[Collected data entries]
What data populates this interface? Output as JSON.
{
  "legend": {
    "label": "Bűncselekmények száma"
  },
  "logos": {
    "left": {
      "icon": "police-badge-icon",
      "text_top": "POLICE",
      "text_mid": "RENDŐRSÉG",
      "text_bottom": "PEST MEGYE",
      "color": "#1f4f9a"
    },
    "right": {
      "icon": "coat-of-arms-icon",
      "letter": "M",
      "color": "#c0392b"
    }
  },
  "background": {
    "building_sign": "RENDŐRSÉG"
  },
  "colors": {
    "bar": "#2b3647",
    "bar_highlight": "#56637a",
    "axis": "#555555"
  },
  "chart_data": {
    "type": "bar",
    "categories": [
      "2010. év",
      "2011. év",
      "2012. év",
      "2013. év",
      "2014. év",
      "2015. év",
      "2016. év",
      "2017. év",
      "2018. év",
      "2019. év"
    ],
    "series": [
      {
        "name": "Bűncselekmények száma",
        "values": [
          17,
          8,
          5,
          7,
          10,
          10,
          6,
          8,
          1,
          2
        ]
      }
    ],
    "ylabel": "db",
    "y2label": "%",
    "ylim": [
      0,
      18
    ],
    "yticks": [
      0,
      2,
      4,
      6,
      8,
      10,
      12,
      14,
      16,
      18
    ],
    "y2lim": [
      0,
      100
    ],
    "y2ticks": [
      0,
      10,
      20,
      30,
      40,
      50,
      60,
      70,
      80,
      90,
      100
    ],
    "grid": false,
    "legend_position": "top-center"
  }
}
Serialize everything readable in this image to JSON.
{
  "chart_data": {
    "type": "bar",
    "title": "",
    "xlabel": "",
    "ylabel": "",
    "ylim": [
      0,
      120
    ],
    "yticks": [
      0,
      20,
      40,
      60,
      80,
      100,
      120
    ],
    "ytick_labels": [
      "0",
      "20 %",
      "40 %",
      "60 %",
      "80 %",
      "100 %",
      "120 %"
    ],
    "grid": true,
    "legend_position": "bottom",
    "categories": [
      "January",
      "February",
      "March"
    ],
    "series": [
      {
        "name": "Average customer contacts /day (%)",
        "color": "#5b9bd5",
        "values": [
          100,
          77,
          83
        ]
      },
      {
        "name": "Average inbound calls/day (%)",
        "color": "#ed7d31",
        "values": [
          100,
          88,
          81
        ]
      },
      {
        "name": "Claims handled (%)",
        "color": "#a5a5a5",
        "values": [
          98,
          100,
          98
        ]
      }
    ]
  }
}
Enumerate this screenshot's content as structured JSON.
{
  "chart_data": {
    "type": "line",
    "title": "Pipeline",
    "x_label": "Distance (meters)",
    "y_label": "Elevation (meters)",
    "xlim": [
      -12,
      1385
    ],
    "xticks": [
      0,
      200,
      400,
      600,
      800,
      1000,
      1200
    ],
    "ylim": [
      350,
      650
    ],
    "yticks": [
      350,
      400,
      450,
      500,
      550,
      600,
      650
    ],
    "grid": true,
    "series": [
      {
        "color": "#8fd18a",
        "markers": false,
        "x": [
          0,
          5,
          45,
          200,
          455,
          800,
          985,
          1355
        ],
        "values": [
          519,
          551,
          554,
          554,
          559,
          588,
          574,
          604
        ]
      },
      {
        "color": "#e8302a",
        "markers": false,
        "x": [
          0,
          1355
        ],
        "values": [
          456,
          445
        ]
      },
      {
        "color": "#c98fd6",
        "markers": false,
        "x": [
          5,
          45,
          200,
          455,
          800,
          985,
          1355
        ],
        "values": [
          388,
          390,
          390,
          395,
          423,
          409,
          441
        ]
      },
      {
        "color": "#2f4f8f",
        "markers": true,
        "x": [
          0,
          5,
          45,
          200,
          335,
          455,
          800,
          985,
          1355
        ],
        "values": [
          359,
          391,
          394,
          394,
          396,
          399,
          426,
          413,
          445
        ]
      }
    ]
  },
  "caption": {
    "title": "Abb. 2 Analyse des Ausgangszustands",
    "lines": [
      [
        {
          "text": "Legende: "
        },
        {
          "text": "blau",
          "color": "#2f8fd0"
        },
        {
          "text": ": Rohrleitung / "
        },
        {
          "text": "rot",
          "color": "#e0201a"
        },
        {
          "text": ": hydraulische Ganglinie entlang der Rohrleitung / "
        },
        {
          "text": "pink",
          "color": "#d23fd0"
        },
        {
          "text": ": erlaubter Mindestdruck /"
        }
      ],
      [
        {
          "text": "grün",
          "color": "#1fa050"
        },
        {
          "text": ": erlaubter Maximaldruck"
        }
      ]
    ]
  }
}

==

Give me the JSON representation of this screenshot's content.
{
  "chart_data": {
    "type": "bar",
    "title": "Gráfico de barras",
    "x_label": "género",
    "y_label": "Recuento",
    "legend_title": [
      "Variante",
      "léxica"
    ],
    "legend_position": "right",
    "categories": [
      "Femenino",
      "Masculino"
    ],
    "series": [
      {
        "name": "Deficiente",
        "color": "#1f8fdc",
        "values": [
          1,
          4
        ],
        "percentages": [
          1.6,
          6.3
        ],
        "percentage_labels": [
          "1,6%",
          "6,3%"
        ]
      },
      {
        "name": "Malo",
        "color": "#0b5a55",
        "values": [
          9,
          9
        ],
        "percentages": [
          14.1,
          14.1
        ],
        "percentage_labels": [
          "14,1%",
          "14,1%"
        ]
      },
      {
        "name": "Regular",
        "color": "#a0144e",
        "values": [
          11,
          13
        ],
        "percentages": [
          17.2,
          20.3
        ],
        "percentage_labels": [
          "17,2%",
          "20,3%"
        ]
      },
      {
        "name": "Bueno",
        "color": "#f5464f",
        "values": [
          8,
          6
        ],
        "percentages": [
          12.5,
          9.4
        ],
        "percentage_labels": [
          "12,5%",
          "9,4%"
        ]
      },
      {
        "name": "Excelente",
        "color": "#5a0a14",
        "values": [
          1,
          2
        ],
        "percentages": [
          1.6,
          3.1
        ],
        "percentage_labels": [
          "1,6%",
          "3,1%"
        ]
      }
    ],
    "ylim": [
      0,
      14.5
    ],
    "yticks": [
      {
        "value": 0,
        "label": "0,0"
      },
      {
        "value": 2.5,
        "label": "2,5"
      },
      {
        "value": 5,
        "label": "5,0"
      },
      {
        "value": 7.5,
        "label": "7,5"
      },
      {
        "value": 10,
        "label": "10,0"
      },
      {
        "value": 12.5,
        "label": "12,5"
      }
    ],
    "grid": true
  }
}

...

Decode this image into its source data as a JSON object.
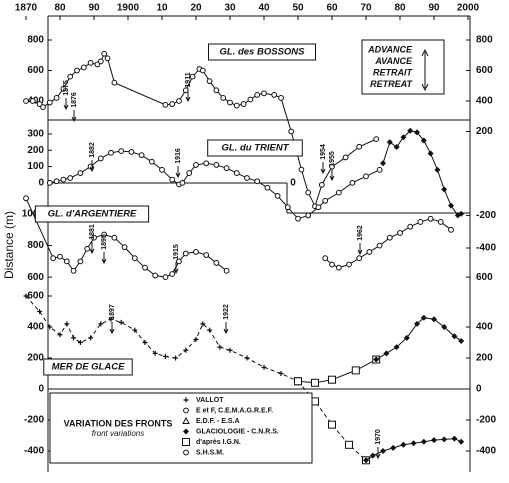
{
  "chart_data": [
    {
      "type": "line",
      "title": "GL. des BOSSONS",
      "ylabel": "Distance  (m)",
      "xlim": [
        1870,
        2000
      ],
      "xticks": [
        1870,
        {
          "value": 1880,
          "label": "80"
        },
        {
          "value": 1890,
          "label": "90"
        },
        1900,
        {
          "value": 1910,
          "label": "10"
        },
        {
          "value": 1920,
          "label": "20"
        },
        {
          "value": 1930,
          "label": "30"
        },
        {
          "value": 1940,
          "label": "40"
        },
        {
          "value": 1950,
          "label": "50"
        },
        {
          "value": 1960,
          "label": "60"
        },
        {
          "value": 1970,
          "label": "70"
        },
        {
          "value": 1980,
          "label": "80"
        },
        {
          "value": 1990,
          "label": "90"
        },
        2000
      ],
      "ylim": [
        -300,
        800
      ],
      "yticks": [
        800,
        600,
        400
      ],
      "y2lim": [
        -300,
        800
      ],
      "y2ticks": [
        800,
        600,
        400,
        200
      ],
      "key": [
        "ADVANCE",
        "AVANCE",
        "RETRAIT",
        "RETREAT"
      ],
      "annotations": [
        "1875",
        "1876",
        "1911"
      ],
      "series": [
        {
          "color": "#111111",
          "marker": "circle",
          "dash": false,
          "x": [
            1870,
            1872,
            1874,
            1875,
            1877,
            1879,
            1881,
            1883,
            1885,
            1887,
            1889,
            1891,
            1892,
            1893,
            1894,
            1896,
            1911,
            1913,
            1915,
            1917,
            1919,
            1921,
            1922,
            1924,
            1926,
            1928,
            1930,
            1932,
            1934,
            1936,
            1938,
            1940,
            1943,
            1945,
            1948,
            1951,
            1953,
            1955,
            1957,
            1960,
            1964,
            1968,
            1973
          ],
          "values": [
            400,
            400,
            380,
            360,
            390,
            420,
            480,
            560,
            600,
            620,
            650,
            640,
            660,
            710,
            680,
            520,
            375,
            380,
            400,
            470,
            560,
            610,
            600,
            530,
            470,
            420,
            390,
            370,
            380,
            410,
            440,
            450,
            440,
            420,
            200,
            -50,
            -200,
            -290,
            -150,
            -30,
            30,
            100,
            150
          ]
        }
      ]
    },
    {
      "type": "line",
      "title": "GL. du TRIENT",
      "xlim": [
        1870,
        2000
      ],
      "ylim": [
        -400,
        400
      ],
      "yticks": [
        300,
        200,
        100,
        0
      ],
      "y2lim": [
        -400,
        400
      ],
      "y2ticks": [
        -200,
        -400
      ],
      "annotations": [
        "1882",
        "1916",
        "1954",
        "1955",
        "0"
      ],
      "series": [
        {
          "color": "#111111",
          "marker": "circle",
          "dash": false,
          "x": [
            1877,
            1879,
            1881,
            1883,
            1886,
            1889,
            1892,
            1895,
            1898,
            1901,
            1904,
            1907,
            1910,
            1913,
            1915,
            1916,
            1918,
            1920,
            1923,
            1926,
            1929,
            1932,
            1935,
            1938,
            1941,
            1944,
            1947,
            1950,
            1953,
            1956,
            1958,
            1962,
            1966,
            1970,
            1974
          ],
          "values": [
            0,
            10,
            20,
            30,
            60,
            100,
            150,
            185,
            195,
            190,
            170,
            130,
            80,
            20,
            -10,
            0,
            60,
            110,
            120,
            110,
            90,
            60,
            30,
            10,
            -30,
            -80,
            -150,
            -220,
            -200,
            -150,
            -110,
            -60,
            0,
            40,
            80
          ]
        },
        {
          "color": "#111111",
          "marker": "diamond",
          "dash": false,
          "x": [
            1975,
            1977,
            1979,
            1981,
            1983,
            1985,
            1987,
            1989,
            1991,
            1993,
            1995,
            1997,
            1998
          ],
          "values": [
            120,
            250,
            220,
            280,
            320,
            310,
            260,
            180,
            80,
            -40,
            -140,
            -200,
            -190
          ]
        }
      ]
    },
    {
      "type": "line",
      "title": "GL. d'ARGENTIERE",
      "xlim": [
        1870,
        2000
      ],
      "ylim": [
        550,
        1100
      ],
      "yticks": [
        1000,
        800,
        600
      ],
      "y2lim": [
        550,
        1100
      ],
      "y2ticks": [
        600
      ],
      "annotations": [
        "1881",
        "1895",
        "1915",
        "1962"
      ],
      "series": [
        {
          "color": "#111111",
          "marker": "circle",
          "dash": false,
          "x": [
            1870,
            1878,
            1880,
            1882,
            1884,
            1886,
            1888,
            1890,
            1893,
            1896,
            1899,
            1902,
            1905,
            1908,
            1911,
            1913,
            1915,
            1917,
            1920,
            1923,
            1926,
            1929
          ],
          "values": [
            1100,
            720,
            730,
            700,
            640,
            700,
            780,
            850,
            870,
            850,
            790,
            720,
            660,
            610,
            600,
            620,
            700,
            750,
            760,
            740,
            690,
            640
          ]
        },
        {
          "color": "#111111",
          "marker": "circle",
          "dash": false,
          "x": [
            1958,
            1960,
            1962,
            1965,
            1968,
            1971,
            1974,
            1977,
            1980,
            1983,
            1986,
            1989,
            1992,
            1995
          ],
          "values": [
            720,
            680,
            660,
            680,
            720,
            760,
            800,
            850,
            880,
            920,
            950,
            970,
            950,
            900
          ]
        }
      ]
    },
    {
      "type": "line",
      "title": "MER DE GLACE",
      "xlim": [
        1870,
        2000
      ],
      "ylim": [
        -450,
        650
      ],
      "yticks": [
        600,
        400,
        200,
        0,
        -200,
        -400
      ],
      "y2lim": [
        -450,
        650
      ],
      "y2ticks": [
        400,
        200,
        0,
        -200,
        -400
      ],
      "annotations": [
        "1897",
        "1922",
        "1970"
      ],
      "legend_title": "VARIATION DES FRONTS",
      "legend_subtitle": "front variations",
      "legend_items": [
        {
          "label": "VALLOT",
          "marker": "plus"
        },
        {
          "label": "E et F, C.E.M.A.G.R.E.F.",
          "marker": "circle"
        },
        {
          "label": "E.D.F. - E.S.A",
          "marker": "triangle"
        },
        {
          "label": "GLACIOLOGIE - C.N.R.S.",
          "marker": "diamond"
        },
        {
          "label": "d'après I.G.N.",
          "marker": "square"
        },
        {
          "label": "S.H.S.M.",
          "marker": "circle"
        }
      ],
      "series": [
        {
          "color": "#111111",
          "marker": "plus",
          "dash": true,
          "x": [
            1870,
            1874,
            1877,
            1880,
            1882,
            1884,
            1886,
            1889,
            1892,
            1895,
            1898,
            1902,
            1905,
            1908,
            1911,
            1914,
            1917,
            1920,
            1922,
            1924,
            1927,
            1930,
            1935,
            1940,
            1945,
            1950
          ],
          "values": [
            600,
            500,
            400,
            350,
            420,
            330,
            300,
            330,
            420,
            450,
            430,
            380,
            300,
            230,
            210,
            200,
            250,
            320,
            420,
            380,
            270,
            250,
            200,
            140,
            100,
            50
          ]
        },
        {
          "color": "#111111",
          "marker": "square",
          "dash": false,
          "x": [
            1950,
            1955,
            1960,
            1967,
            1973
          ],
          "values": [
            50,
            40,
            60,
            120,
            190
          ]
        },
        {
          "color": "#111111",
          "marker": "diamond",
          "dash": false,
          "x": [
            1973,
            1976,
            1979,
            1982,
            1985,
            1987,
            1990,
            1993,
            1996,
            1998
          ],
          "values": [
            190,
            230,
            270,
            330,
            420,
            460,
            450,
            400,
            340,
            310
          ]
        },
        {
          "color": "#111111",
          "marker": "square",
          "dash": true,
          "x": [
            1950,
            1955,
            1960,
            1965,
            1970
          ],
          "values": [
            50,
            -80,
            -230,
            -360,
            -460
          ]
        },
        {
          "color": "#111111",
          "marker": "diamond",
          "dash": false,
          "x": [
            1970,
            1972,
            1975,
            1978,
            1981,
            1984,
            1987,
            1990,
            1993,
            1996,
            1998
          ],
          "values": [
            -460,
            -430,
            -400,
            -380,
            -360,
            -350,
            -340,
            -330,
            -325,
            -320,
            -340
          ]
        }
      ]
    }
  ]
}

-- What you should do --
In the listing, find all lines with the string "Distance" and copy them.

-- Solution to the problem --
    "x_label": "Distance (meters)",
      "ylabel": "Distance  (m)",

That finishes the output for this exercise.